## Complete the following
[1] From the text on senior hiring in Mongolia, quote the passage from "Where Lambda.Global fits" up to and including "in three weeks.".
[2] List every section heading in the text on senior hiring in Mongolia.
[3] According to the text on senior hiring in Mongolia, what share of Gen Z and Millennial professionals globally value flexibility over a small salary bump?

## Provided text
────────────────────
What the data quietly shows
According to a skills survey carried out by the World Bank in 2022, Mongolian employers consider soft skills such as reliability and communication to be more crucial than technical skills. However, the same applies when senior professionals are picking their employers, based on factors like vision and leadership.
And then there’s the flexibility piece. More than 70 percent of Gen Z and Millennial professionals globally say they value flexibility over a small salary bump. In Mongolia, that number is harder to pin down with precision, but anyone who spends time talking to candidates in the 30-45 age bracket will hear a version of it. They don’t want to be chained to a desk in Central Tower for appearance’s sake. They want to work where the work happens and be judged by output, not attendance. That mindset shift is already here. The companies ignoring it are quietly losing access to the very people they say they need most.
Where Lambda.Global fits into this
At Lambda.Global, we see this play out in near real time. The platform surfaces not just who is looking, but what they’re actually looking for. Roles that clearly articulate decision-making authority and offer genuine flexibility fill noticeably faster than roles that offer a slightly higher salary but give vague answers about their “scope”. It’s a huge difference between a role sitting open for three months versus being filled in three weeks.
The other thing the data makes plain is how much talent is simply invisible to traditional network-based hiring. A Mongolian professional who has spent eight years in Seoul or Sydney doesn’t show up at the usual Ulaanbaatar city networking drinks. They’re not in the group chats that produce the same shortlists. Lambda.Global helps companies get past their own limited Rolodex and actually see the wider pool that surrounds them. Not as a database of CVs, but as a map of who is reachable and what it would take to bring them home.
A different kind of negotiation
If you’re a company trying to hire senior talent right now, some changes are needed to be made. Not because the old one is wrong. But because candidates have already changed. Before putting a number on the table, the company should know what a person can actually do in the role. Not what they’ve done in the past. But what they’ll be allowed to do with you. If that cannot be described that with confidence, the negotiation hasn’t even started yet.
And if you’re a professional sitting abroad or sitting at home thinking about a move, please start asking those questions early. The companies worth your time will have answers. The rest will fumble and change the subject. That alone tells you everything.
────────────────────
## Given entries
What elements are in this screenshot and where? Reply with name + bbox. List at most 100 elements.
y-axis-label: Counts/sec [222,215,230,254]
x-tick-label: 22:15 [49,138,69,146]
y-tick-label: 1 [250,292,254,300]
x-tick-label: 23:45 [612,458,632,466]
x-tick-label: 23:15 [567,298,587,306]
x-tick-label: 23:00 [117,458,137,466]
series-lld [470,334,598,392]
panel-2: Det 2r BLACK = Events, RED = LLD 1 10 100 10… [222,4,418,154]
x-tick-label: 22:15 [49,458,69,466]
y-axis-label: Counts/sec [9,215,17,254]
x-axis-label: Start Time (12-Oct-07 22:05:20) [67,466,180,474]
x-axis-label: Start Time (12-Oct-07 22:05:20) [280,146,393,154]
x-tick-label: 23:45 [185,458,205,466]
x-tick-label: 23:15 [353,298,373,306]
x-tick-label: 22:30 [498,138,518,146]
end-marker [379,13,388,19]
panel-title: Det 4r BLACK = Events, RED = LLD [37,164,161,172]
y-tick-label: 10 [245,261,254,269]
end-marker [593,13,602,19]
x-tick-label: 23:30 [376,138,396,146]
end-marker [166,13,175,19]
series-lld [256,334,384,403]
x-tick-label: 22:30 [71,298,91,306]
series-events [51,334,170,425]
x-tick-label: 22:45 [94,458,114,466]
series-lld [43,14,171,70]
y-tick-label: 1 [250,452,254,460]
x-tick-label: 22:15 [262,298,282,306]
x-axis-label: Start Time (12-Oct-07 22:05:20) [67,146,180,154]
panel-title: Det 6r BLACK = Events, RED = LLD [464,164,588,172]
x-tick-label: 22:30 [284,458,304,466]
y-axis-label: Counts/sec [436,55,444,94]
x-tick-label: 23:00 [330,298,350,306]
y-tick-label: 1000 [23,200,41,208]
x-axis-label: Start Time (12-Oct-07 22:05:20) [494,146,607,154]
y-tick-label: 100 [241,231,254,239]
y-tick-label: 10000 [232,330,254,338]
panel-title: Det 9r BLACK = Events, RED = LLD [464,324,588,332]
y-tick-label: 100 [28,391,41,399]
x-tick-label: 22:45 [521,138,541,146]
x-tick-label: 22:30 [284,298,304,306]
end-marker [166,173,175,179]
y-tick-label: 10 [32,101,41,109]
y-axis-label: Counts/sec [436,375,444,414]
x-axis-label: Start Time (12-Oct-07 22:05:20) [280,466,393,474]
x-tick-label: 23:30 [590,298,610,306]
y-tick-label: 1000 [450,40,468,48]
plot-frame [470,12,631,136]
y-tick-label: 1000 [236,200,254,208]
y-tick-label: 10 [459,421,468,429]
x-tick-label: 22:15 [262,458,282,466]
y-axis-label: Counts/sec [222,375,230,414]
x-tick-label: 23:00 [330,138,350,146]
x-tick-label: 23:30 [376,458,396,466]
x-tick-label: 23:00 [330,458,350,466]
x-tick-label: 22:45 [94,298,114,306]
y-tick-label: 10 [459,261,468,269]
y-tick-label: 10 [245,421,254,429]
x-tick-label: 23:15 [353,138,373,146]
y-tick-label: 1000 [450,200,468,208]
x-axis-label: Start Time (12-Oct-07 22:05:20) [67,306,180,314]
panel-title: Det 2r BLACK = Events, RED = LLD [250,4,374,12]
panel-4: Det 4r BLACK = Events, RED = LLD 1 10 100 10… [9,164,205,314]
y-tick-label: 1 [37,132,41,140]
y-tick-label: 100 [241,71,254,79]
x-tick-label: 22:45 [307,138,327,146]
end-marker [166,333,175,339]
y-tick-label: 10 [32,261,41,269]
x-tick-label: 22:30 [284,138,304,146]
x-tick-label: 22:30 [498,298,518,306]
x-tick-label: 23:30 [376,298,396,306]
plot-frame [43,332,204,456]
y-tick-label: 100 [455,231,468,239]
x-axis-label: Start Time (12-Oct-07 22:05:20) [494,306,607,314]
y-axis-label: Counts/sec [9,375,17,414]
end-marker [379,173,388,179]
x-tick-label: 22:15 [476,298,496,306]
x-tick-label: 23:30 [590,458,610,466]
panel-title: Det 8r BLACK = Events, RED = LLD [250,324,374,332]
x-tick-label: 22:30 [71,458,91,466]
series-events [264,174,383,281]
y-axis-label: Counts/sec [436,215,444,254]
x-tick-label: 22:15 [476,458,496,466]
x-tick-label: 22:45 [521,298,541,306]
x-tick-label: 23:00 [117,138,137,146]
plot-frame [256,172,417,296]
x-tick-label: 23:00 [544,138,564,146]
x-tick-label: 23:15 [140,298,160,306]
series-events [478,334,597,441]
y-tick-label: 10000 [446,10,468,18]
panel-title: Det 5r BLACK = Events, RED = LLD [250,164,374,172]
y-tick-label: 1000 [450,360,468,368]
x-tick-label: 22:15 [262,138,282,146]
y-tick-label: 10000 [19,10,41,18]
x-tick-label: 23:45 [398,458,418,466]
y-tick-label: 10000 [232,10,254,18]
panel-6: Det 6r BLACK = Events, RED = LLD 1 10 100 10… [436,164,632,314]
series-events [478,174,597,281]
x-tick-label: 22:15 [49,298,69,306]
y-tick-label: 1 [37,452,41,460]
────────────────────
## Responses to the exercise
[1]
Where Lambda.Global fits into this
At Lambda.Global, we see this play out in near real time. The platform surfaces not just who is looking, but what they’re actually looking for. Roles that clearly articulate decision-making authority and offer genuine flexibility fill noticeably faster than roles that offer a slightly higher salary but give vague answers about their “scope”. It’s a huge difference between a role sitting open for three months versus being filled in three weeks.

[2]
What the data quietly shows
Where Lambda.Global fits into this
A different kind of negotiation

[3] More than 70 percent.